● **Material**:
* * * * * * * * *

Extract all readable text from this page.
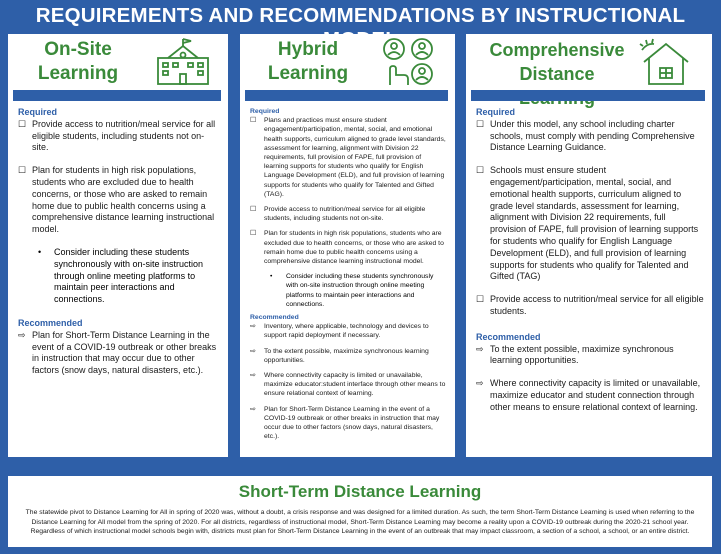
REQUIREMENTS AND RECOMMENDATIONS BY INSTRUCTIONAL
On-Site Learning
Required
☐ Provide access to nutrition/meal service for all eligible students, including students not on-site.
☐ Plan for students in high risk populations, students who are excluded due to health concerns, or those who are asked to remain home due to public health concerns using a comprehensive distance learning instructional model.
• Consider including these students synchronously with on-site instruction through online meeting platforms to maintain peer interactions and connections.
Recommended
⇨ Plan for Short-Term Distance Learning in the event of a COVID-19 outbreak or other breaks in instruction that may occur due to other factors (snow days, natural disasters, etc.).
Hybrid Learning
Required
☐ Plans and practices must ensure student engagement/participation, mental, social, and emotional health supports, curriculum aligned to grade level standards, assessment for learning, alignment with Division 22 requirements, full provision of FAPE, full provision of learning supports for students who qualify for English Language Development (ELD), and full provision of learning supports for students who qualify for Talented and Gifted (TAG).
☐ Provide access to nutrition/meal service for all eligible students, including students not on-site.
☐ Plan for students in high risk populations, students who are excluded due to health concerns, or those who are asked to remain home due to public health concerns using a comprehensive distance learning instructional model.
• Consider including these students synchronously with on-site instruction through online meeting platforms to maintain peer interactions and connections.
Recommended
⇨ Inventory, where applicable, technology and devices to support rapid deployment if necessary.
⇨ To the extent possible, maximize synchronous learning opportunities.
⇨ Where connectivity capacity is limited or unavailable, maximize educator:student interface through other means to ensure relational context of learning.
⇨ Plan for Short-Term Distance Learning in the event of a COVID-19 outbreak or other breaks in instruction that may occur due to other factors (snow days, natural disasters, etc.).
Comprehensive Distance
Required
☐ Under this model, any school including charter schools, must comply with pending Comprehensive Distance Learning Guidance.
☐ Schools must ensure student engagement/participation, mental, social, and emotional health supports, curriculum aligned to grade level standards, assessment for learning, alignment with Division 22 requirements, full provision of FAPE, full provision of learning supports for students who qualify for English Language Development (ELD), and full provision of learning supports for students who qualify for Talented and Gifted (TAG)
☐ Provide access to nutrition/meal service for all eligible students.
Recommended
⇨ To the extent possible, maximize synchronous learning opportunities.
⇨ Where connectivity capacity is limited or unavailable, maximize educator and student connection through other means to ensure relational context of learning.
Short-Term Distance Learning
The statewide pivot to Distance Learning for All in spring of 2020 was, without a doubt, a crisis response and was designed for a limited duration. As such, the term Short-Term Distance Learning is used when referring to the Distance Learning for All model from the spring of 2020. For all districts, regardless of instructional model, Short-Term Distance Learning may become a reality upon a COVID-19 outbreak during the 2020-21 school year. Regardless of which instructional model schools begin with, districts must plan for Short-Term Distance Learning in the event of an outbreak that may impact classroom, a section of a school, a school, or an entire district.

* * * * * * * * *

● **Task instructions**: Keep every word of the data as it is when you write it out, but drop the pictures.

● **Reply**:
Extract all readable text from this page.
REQUIREMENTS AND RECOMMENDATIONS BY INSTRUCTIONAL
On-Site Learning
Required
☐ Provide access to nutrition/meal service for all eligible students, including students not on-site.
☐ Plan for students in high risk populations, students who are excluded due to health concerns, or those who are asked to remain home due to public health concerns using a comprehensive distance learning instructional model.
• Consider including these students synchronously with on-site instruction through online meeting platforms to maintain peer interactions and connections.
Recommended
⇨ Plan for Short-Term Distance Learning in the event of a COVID-19 outbreak or other breaks in instruction that may occur due to other factors (snow days, natural disasters, etc.).
Hybrid Learning
Required
☐ Plans and practices must ensure student engagement/participation, mental, social, and emotional health supports, curriculum aligned to grade level standards, assessment for learning, alignment with Division 22 requirements, full provision of FAPE, full provision of learning supports for students who qualify for English Language Development (ELD), and full provision of learning supports for students who qualify for Talented and Gifted (TAG).
☐ Provide access to nutrition/meal service for all eligible students, including students not on-site.
☐ Plan for students in high risk populations, students who are excluded due to health concerns, or those who are asked to remain home due to public health concerns using a comprehensive distance learning instructional model.
• Consider including these students synchronously with on-site instruction through online meeting platforms to maintain peer interactions and connections.
Recommended
⇨ Inventory, where applicable, technology and devices to support rapid deployment if necessary.
⇨ To the extent possible, maximize synchronous learning opportunities.
⇨ Where connectivity capacity is limited or unavailable, maximize educator:student interface through other means to ensure relational context of learning.
⇨ Plan for Short-Term Distance Learning in the event of a COVID-19 outbreak or other breaks in instruction that may occur due to other factors (snow days, natural disasters, etc.).
Comprehensive Distance
Required
☐ Under this model, any school including charter schools, must comply with pending Comprehensive Distance Learning Guidance.
☐ Schools must ensure student engagement/participation, mental, social, and emotional health supports, curriculum aligned to grade level standards, assessment for learning, alignment with Division 22 requirements, full provision of FAPE, full provision of learning supports for students who qualify for English Language Development (ELD), and full provision of learning supports for students who qualify for Talented and Gifted (TAG)
☐ Provide access to nutrition/meal service for all eligible students.
Recommended
⇨ To the extent possible, maximize synchronous learning opportunities.
⇨ Where connectivity capacity is limited or unavailable, maximize educator and student connection through other means to ensure relational context of learning.
Short-Term Distance Learning
The statewide pivot to Distance Learning for All in spring of 2020 was, without a doubt, a crisis response and was designed for a limited duration. As such, the term Short-Term Distance Learning is used when referring to the Distance Learning for All model from the spring of 2020. For all districts, regardless of instructional model, Short-Term Distance Learning may become a reality upon a COVID-19 outbreak during the 2020-21 school year. Regardless of which instructional model schools begin with, districts must plan for Short-Term Distance Learning in the event of an outbreak that may impact classroom, a section of a school, a school, or an entire district.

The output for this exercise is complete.